What to work on:
List, from the lines below, each one with "Düşünceler" in it.

Extracted entries:
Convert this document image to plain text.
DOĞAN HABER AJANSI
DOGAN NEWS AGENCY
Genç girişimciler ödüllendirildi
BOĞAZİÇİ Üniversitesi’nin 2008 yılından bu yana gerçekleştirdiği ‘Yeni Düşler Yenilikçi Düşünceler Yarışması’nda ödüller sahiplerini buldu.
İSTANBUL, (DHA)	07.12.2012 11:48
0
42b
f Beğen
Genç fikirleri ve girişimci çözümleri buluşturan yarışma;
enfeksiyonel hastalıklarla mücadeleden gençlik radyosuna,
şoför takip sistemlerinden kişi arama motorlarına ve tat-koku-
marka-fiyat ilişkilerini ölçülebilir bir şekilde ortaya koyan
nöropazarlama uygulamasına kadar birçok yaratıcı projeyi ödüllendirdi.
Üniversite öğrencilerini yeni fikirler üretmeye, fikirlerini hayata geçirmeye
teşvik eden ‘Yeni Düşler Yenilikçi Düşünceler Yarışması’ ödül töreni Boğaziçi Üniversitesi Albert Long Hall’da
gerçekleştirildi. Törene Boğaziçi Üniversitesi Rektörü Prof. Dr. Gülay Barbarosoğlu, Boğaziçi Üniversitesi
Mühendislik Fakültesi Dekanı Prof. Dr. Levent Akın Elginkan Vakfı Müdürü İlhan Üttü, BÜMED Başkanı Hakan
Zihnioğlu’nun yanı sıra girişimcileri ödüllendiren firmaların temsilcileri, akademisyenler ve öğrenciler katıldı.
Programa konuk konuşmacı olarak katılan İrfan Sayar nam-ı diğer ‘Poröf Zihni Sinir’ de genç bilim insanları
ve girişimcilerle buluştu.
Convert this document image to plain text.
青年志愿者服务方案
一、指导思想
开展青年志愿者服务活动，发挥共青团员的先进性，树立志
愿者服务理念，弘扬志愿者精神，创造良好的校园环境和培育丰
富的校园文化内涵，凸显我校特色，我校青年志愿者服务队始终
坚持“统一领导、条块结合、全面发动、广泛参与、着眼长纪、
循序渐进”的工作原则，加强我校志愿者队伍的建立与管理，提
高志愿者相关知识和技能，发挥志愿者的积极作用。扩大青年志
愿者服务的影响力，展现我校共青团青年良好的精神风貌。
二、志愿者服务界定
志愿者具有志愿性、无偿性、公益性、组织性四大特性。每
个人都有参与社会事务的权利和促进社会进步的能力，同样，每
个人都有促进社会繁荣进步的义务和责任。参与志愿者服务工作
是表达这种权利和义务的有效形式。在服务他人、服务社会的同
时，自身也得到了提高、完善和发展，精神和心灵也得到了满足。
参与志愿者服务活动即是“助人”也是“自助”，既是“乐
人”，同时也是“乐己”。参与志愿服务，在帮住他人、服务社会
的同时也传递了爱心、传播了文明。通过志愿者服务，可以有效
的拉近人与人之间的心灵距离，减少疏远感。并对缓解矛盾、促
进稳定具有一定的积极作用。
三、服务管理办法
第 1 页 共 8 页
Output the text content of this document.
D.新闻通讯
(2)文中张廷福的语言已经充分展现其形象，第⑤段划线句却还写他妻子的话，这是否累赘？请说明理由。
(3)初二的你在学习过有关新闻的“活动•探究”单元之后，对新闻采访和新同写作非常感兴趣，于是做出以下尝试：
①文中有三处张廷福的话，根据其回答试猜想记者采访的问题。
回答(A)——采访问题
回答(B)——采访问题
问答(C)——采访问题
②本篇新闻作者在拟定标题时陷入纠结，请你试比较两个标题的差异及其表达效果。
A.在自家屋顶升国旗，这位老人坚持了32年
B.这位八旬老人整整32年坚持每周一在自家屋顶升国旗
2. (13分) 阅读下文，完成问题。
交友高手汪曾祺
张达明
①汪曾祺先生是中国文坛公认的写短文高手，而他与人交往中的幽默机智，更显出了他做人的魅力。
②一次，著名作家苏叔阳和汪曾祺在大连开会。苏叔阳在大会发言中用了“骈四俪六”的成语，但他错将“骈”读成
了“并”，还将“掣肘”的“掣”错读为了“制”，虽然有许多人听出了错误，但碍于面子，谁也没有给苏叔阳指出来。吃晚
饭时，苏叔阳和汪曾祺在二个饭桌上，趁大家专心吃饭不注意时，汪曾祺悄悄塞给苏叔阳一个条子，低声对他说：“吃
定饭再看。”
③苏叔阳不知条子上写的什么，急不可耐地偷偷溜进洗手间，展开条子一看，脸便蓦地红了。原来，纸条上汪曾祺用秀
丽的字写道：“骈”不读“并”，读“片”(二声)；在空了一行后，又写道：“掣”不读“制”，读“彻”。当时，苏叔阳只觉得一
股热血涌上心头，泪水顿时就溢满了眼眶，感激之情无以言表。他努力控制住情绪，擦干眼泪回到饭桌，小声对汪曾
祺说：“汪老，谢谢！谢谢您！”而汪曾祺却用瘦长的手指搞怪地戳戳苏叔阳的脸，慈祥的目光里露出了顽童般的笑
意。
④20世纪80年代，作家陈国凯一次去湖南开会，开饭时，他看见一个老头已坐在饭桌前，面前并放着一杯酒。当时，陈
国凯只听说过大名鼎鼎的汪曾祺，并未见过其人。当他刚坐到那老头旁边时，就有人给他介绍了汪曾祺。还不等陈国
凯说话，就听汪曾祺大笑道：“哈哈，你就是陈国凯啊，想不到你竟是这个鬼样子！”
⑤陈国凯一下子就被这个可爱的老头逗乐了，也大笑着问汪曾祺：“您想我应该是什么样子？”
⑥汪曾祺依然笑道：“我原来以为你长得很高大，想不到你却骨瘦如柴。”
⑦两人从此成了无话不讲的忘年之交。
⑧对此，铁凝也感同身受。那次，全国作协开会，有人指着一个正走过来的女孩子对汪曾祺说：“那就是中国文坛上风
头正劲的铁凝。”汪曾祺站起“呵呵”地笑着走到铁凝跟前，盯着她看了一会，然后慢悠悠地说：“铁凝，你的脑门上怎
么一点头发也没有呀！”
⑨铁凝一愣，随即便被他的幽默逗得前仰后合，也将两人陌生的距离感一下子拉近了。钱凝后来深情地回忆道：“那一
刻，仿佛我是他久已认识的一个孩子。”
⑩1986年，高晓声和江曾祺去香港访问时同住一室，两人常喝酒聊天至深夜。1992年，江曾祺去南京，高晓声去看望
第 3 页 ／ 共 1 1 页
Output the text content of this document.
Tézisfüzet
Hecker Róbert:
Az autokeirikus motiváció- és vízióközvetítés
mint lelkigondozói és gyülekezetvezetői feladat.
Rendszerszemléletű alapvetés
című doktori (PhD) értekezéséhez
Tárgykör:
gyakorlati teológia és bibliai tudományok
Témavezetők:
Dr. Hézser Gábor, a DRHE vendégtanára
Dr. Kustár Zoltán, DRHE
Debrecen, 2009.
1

Exercise response:
BOĞAZİÇİ Üniversitesi’nin 2008 yılından bu yana gerçekleştirdiği ‘Yeni Düşler Yenilikçi Düşünceler Yarışması’nda ödüller sahiplerini buldu.
teşvik eden ‘Yeni Düşler Yenilikçi Düşünceler Yarışması’ ödül töreni Boğaziçi Üniversitesi Albert Long Hall’da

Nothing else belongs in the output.